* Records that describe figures
--- Begin ---
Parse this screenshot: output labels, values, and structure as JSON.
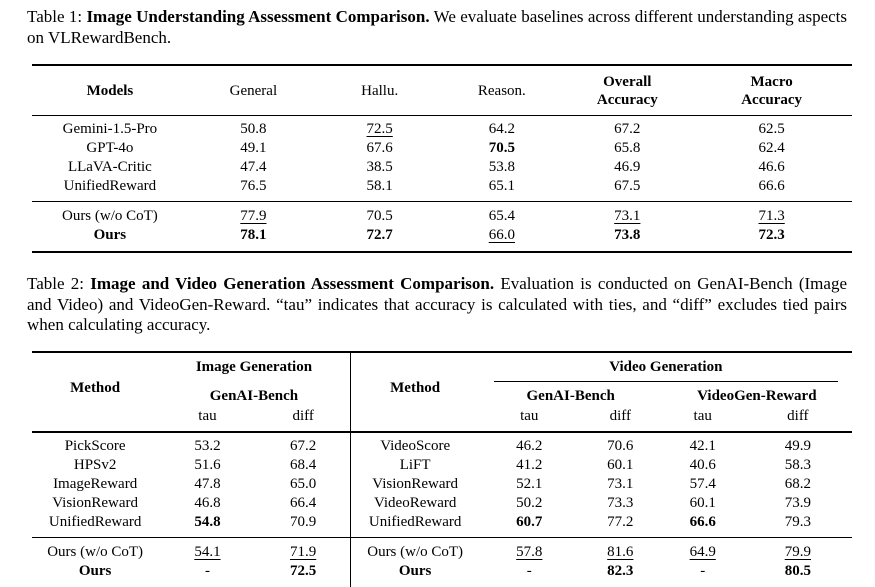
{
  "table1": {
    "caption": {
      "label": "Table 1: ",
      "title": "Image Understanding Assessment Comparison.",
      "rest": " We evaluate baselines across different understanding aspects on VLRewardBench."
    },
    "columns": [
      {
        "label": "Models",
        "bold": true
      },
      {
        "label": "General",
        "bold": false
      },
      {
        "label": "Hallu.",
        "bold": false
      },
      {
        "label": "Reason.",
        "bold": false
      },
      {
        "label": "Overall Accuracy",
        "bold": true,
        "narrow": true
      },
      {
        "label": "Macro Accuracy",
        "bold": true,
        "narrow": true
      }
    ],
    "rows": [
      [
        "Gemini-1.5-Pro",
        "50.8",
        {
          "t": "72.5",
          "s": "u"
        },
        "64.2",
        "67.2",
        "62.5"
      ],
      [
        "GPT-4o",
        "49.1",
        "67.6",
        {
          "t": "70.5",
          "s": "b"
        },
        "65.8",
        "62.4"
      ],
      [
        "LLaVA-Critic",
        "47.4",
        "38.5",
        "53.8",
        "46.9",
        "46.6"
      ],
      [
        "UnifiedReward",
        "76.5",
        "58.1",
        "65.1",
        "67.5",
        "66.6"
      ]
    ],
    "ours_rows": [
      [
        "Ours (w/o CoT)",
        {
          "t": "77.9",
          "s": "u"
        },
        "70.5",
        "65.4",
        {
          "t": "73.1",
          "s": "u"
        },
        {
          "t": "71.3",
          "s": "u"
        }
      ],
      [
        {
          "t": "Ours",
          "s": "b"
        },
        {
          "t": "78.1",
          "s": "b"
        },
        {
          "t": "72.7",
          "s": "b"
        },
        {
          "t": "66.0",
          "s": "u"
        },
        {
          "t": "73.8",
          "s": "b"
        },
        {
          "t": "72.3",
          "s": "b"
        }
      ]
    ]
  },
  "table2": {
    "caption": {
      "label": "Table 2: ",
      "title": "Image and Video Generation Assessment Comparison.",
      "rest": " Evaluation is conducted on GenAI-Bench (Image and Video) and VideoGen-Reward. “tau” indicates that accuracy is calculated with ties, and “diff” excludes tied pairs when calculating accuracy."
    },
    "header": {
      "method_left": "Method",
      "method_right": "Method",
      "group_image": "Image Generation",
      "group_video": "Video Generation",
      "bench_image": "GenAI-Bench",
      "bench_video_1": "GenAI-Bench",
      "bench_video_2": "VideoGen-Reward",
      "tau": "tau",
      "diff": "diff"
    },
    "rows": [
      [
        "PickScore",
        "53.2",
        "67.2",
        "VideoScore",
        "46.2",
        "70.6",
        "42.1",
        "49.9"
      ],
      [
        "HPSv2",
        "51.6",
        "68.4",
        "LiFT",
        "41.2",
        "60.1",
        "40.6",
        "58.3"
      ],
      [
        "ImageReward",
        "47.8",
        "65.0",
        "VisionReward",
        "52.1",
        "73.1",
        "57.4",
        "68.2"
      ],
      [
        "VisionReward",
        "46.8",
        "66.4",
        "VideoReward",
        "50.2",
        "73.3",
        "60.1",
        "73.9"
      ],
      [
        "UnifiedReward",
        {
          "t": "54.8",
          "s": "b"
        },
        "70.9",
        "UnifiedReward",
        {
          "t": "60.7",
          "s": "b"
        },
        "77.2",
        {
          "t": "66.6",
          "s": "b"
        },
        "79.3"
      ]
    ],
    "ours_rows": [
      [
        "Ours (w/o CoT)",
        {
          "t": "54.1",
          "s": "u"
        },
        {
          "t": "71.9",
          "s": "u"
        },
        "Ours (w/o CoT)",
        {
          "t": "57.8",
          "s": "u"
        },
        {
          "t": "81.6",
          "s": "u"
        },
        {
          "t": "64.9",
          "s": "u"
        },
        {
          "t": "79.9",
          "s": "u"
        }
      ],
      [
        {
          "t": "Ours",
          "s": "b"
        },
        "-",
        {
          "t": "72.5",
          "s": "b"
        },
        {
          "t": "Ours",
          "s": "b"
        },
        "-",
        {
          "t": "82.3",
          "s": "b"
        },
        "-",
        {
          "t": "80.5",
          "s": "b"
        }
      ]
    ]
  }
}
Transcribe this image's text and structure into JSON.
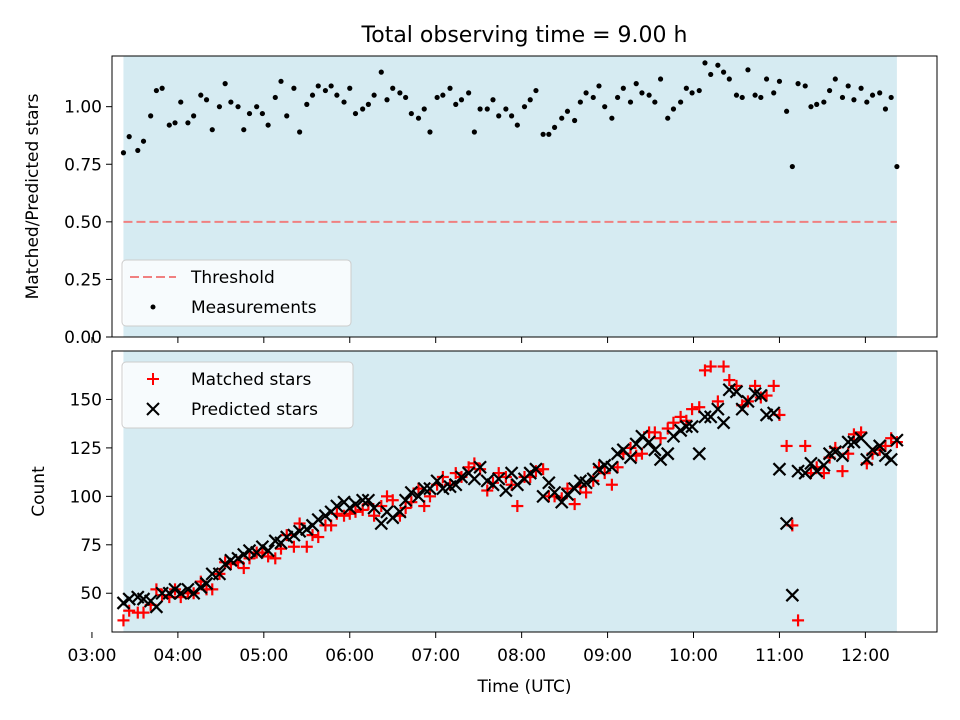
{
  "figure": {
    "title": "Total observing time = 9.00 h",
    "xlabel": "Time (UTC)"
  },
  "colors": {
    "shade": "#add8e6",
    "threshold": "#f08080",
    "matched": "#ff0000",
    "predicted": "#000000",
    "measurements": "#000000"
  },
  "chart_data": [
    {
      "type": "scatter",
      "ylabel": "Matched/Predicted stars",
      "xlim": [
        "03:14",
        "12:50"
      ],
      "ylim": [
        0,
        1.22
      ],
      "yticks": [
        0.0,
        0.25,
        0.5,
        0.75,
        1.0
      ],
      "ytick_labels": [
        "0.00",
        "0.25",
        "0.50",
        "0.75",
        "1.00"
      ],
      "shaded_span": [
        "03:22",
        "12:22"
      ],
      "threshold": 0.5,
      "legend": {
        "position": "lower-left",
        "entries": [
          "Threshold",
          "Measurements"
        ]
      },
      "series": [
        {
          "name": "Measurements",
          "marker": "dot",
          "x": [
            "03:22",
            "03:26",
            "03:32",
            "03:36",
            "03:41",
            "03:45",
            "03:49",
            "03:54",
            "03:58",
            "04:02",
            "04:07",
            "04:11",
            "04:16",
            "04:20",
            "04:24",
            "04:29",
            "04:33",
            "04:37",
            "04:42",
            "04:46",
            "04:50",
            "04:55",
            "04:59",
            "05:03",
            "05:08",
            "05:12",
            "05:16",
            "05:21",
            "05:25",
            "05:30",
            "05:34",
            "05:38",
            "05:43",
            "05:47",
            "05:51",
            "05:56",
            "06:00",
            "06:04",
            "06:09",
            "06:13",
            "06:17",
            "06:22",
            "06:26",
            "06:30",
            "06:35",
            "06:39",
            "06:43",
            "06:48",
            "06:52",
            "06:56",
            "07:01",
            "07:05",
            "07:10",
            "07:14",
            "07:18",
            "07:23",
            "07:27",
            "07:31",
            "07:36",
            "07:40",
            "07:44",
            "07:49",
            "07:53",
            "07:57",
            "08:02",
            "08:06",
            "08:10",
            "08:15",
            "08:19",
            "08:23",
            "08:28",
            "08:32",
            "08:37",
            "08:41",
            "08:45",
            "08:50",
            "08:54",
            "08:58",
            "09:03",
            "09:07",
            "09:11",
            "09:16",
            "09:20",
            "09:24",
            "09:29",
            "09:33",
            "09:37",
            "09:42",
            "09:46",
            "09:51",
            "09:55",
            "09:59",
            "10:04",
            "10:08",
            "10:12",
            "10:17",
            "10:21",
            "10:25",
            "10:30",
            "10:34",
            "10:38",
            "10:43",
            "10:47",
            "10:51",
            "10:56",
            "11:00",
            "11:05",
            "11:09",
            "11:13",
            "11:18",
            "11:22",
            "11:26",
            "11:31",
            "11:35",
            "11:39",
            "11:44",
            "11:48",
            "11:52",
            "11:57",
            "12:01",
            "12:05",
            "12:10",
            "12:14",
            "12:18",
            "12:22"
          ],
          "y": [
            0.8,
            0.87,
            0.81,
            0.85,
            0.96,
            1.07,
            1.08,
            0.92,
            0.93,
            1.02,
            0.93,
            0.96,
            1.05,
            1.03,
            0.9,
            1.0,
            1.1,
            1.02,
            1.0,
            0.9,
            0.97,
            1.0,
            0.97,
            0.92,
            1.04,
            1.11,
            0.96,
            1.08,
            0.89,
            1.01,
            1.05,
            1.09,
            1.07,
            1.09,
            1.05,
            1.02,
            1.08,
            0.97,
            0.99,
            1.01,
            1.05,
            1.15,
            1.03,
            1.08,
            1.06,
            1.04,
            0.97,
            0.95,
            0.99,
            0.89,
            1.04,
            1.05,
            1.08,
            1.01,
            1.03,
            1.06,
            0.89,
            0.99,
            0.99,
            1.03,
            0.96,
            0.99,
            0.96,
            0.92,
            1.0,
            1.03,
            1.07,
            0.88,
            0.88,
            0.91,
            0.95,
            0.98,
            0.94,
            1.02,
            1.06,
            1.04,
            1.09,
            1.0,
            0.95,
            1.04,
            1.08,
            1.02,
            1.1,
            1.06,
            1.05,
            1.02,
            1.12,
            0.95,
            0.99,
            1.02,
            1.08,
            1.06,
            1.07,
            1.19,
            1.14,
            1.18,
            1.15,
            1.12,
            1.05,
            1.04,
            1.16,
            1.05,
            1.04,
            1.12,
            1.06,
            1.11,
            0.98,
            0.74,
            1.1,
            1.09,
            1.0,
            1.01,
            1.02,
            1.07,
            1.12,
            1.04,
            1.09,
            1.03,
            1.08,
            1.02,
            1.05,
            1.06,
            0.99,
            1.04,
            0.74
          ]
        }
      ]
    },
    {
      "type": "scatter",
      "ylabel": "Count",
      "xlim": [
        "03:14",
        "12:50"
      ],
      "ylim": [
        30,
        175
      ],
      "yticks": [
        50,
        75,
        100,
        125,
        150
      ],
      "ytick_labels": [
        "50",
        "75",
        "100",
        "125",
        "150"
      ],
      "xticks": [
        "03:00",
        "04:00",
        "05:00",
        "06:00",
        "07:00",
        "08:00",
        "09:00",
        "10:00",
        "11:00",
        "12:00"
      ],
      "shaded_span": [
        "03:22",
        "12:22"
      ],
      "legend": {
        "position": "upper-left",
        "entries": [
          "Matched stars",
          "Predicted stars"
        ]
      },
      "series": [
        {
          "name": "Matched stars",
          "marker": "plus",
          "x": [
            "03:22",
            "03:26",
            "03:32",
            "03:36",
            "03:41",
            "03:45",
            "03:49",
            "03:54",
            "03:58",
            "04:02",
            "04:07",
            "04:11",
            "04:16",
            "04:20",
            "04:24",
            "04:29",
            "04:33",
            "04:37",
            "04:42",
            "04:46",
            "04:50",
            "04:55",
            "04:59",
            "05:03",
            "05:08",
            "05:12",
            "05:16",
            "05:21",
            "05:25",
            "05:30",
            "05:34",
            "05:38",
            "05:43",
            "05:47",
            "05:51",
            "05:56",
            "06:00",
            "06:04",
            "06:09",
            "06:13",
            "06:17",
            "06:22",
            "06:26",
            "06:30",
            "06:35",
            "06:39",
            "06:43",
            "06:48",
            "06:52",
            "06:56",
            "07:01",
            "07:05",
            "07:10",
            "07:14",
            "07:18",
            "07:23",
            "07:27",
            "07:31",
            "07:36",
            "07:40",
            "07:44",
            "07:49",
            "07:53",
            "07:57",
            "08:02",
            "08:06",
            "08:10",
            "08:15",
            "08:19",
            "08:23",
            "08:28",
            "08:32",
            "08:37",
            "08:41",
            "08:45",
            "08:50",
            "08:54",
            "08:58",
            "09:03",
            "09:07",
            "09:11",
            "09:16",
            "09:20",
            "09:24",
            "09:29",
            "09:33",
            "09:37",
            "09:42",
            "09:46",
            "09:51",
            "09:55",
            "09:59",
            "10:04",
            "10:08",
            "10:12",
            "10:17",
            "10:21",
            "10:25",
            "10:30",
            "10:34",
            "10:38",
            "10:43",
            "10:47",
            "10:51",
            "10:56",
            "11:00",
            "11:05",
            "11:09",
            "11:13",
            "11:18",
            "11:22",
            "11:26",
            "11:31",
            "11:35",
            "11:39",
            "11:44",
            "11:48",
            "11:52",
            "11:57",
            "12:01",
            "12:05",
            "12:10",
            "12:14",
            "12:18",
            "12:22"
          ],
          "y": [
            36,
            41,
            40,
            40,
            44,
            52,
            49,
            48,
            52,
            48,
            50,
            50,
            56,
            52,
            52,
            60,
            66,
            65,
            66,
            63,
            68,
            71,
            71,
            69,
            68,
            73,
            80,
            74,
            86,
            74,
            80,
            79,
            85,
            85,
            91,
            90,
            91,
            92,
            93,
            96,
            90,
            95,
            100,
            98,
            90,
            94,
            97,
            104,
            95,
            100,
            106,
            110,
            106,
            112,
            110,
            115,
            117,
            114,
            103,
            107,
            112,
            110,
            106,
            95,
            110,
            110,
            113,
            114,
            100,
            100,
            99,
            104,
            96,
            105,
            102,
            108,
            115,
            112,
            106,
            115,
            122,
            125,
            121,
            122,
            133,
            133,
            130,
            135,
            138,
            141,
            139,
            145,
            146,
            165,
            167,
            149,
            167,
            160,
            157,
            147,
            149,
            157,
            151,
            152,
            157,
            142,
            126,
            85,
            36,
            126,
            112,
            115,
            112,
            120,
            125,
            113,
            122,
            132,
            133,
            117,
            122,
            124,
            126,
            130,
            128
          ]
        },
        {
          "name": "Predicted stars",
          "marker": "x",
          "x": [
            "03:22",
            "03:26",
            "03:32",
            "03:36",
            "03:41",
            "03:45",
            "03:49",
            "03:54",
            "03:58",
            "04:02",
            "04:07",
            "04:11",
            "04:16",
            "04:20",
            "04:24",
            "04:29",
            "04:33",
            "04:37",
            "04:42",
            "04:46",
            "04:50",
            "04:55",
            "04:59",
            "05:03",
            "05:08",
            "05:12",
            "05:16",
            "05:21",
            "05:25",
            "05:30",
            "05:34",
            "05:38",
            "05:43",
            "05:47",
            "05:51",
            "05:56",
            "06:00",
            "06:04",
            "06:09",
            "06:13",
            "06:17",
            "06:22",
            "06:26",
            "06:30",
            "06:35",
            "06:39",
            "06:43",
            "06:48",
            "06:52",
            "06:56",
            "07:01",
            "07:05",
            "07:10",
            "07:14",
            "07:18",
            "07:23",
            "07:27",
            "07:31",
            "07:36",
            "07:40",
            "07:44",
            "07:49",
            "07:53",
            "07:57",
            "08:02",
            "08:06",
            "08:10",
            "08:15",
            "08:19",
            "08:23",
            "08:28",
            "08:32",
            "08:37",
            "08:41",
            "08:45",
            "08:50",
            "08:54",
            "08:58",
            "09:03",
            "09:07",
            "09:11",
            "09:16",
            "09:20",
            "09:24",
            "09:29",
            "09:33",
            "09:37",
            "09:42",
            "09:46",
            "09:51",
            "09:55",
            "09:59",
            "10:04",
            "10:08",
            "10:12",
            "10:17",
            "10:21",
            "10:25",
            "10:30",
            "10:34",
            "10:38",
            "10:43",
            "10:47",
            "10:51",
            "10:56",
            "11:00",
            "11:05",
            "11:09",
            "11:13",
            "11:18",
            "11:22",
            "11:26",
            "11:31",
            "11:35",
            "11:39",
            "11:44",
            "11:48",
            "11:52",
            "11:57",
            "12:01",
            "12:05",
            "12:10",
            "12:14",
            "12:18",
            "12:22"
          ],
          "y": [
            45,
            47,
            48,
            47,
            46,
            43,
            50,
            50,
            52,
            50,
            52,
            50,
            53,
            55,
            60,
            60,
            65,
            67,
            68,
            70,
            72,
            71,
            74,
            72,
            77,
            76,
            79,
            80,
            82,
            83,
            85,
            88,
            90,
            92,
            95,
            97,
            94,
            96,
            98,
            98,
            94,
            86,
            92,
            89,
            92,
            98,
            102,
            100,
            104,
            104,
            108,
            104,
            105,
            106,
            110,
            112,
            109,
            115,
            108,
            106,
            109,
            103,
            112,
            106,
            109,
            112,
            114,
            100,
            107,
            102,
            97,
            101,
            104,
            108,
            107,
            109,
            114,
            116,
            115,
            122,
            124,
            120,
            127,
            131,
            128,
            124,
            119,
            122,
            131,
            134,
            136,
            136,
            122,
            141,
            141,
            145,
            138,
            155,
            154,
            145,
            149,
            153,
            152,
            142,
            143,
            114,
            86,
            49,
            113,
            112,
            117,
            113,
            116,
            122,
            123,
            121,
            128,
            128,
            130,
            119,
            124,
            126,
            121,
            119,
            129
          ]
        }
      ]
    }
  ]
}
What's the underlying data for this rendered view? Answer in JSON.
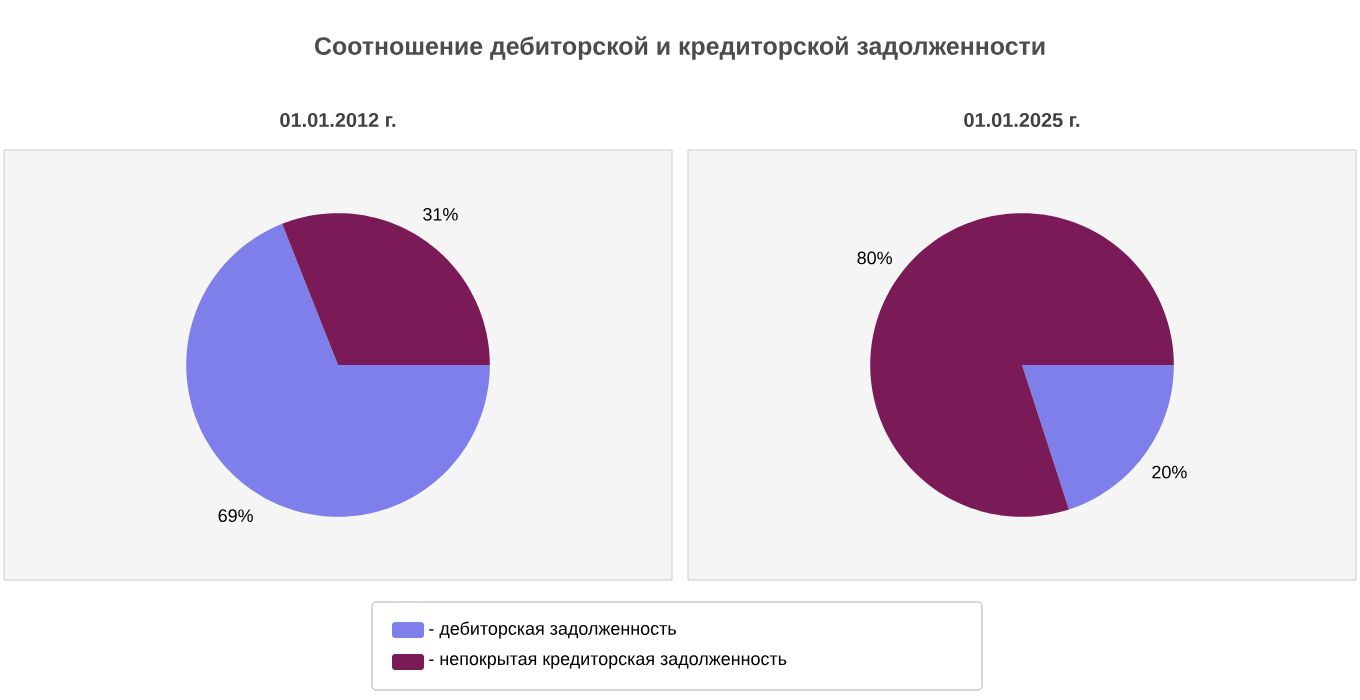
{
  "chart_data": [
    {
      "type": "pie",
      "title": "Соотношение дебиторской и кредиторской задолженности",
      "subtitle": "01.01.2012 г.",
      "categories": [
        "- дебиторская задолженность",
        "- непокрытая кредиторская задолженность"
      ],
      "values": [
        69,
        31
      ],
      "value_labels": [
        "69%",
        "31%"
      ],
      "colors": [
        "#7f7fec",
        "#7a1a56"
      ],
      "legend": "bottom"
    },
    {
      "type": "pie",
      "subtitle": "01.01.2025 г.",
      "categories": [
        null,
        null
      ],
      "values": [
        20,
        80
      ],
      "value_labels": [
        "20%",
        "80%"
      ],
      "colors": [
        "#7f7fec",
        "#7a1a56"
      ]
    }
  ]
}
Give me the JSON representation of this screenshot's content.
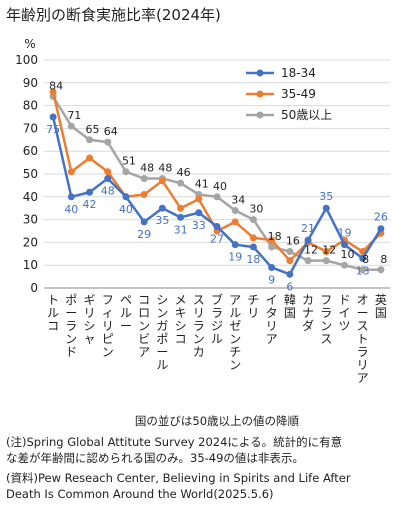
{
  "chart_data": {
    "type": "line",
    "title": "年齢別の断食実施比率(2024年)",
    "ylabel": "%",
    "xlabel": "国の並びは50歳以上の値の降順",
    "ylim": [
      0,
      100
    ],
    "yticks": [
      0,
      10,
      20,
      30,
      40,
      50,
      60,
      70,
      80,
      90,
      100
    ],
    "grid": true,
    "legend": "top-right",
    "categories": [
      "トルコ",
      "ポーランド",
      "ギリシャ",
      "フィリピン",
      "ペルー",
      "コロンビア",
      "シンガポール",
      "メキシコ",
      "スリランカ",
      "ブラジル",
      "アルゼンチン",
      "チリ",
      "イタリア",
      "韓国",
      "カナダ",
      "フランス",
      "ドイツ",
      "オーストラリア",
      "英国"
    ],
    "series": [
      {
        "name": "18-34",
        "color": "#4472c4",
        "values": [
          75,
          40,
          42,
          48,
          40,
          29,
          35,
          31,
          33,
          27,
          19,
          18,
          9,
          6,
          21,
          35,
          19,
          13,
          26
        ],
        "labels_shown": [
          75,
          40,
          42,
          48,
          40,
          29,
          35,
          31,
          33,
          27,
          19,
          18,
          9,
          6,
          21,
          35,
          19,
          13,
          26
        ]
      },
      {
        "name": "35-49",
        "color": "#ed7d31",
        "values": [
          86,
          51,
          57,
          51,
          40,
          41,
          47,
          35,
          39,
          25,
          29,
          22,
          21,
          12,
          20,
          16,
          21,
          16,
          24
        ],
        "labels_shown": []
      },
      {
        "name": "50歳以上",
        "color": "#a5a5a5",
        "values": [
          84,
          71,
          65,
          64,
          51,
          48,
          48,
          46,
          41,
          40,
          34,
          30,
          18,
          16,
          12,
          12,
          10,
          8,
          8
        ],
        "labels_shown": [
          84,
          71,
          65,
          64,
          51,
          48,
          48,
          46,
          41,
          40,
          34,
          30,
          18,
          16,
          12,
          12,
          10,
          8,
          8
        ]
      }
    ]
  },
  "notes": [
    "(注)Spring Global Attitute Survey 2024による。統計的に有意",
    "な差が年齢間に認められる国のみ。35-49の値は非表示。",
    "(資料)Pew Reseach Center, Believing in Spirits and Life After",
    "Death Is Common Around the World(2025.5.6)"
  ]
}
--- End ---
* PROMPT
Out of the material above, gather each line where "GenAI" appears.

* FINAL ANSWER
      "rest": " Evaluation is conducted on GenAI-Bench (Image and Video) and VideoGen-Reward. “tau” indicates that accuracy is calculated with ties, and “diff” excludes tied pairs when calculating accuracy."
      "bench_image": "GenAI-Bench",
      "bench_video_1": "GenAI-Bench",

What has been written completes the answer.